**LISTING:**
[Begin]

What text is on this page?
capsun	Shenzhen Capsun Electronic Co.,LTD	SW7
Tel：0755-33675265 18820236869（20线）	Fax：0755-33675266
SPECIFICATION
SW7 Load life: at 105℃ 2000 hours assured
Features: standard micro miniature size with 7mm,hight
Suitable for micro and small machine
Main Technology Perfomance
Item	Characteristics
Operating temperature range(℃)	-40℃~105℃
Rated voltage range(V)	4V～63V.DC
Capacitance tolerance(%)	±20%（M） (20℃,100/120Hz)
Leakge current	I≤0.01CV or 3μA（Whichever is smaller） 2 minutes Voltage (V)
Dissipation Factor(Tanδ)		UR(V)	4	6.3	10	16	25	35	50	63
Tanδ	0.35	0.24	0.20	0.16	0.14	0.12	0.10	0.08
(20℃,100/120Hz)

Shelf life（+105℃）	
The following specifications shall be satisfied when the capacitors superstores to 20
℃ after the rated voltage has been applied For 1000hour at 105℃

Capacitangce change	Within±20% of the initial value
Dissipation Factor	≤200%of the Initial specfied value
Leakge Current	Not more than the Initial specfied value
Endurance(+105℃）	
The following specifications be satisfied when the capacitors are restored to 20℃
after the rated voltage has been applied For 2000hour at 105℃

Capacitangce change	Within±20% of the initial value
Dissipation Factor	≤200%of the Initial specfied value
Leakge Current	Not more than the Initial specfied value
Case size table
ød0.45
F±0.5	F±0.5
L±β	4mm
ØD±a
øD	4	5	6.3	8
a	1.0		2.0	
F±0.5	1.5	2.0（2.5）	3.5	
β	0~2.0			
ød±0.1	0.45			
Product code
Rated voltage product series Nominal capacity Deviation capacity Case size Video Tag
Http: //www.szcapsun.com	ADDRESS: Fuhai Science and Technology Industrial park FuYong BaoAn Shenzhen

[End]

**PROBLEM TO WORK ON:** Copy out each line of the entries that holds "life".

**FINAL RESULT:**
SW7 Load life: at 105℃ 2000 hours assured
Shelf life（+105℃）	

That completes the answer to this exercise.